[Exercise objective]:
From the listing below, extract each line containing the string "Java".

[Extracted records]
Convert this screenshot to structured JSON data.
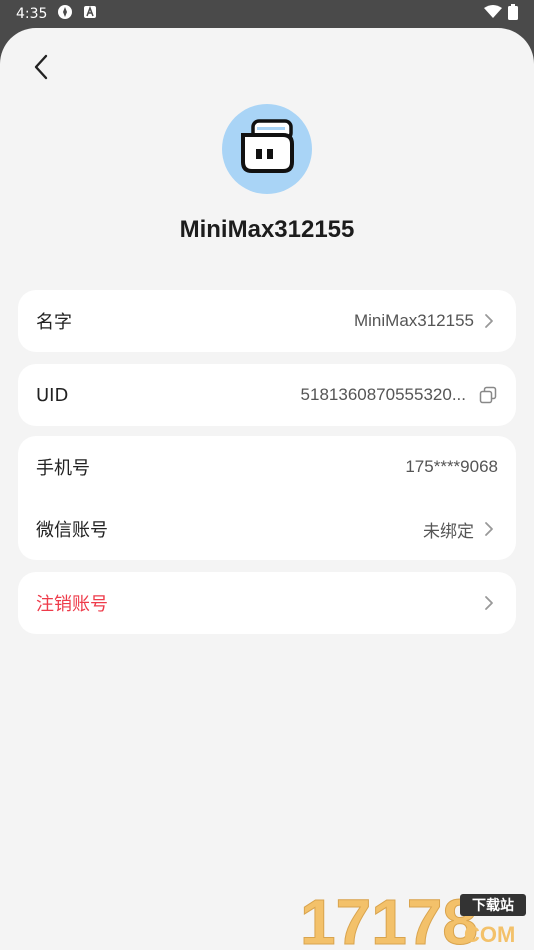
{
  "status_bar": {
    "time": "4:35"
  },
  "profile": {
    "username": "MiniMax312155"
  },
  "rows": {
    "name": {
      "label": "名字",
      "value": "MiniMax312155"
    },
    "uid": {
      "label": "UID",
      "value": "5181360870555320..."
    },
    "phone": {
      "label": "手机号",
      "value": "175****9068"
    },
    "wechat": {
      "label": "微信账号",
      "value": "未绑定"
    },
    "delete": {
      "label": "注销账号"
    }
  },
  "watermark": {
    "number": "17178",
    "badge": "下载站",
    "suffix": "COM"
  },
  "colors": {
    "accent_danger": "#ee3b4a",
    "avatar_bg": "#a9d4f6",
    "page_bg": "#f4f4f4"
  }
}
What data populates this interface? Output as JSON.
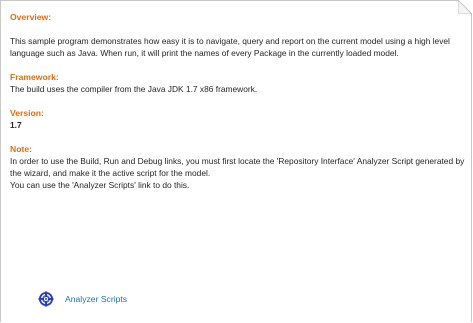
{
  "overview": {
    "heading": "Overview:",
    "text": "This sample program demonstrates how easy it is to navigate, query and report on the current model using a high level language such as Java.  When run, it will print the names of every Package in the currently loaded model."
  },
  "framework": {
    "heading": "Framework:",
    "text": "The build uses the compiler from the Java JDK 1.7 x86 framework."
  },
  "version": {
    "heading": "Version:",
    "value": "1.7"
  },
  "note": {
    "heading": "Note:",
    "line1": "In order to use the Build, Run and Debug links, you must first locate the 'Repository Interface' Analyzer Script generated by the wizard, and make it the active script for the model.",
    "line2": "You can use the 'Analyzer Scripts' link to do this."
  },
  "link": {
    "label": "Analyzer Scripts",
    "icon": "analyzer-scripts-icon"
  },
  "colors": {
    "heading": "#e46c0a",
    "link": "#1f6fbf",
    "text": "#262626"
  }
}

[Exercise result]:
    "text": "This sample program demonstrates how easy it is to navigate, query and report on the current model using a high level language such as Java.  When run, it will print the names of every Package in the currently loaded model."
    "text": "The build uses the compiler from the Java JDK 1.7 x86 framework."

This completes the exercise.